[Records from a data collection]

=-=-=

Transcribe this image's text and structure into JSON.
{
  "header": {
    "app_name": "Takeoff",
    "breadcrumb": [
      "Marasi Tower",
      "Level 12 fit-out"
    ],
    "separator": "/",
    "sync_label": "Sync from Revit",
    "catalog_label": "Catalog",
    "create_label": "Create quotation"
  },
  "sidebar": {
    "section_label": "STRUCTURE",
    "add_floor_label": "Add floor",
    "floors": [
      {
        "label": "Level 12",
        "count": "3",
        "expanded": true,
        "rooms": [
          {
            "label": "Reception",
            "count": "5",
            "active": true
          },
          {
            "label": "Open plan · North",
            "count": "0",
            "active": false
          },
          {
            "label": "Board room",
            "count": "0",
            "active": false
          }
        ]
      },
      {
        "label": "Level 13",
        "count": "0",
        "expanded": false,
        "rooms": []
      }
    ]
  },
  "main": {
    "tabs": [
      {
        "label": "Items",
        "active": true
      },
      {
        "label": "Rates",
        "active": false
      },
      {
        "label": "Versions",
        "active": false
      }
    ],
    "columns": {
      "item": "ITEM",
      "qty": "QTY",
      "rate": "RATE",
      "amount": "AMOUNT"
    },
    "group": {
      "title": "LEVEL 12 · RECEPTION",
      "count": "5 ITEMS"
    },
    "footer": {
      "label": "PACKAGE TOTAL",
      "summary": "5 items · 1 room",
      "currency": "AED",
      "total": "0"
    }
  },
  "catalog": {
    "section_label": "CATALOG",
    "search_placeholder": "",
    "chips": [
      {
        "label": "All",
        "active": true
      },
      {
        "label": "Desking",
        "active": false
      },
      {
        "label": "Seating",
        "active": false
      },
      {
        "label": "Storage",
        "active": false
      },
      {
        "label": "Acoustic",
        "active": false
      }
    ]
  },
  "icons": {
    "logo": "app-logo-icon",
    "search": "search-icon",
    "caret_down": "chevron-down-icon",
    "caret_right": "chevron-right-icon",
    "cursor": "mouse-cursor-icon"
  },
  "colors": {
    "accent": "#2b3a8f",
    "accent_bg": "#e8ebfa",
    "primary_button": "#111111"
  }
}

=-=-=

Retype the listing above in full, with no alterations.

Transcribe this image's text and structure into JSON.
{
  "header": {
    "app_name": "Takeoff",
    "breadcrumb": [
      "Marasi Tower",
      "Level 12 fit-out"
    ],
    "separator": "/",
    "sync_label": "Sync from Revit",
    "catalog_label": "Catalog",
    "create_label": "Create quotation"
  },
  "sidebar": {
    "section_label": "STRUCTURE",
    "add_floor_label": "Add floor",
    "floors": [
      {
        "label": "Level 12",
        "count": "3",
        "expanded": true,
        "rooms": [
          {
            "label": "Reception",
            "count": "5",
            "active": true
          },
          {
            "label": "Open plan · North",
            "count": "0",
            "active": false
          },
          {
            "label": "Board room",
            "count": "0",
            "active": false
          }
        ]
      },
      {
        "label": "Level 13",
        "count": "0",
        "expanded": false,
        "rooms": []
      }
    ]
  },
  "main": {
    "tabs": [
      {
        "label": "Items",
        "active": true
      },
      {
        "label": "Rates",
        "active": false
      },
      {
        "label": "Versions",
        "active": false
      }
    ],
    "columns": {
      "item": "ITEM",
      "qty": "QTY",
      "rate": "RATE",
      "amount": "AMOUNT"
    },
    "group": {
      "title": "LEVEL 12 · RECEPTION",
      "count": "5 ITEMS"
    },
    "footer": {
      "label": "PACKAGE TOTAL",
      "summary": "5 items · 1 room",
      "currency": "AED",
      "total": "0"
    }
  },
  "catalog": {
    "section_label": "CATALOG",
    "search_placeholder": "",
    "chips": [
      {
        "label": "All",
        "active": true
      },
      {
        "label": "Desking",
        "active": false
      },
      {
        "label": "Seating",
        "active": false
      },
      {
        "label": "Storage",
        "active": false
      },
      {
        "label": "Acoustic",
        "active": false
      }
    ]
  },
  "icons": {
    "logo": "app-logo-icon",
    "search": "search-icon",
    "caret_down": "chevron-down-icon",
    "caret_right": "chevron-right-icon",
    "cursor": "mouse-cursor-icon"
  },
  "colors": {
    "accent": "#2b3a8f",
    "accent_bg": "#e8ebfa",
    "primary_button": "#111111"
  }
}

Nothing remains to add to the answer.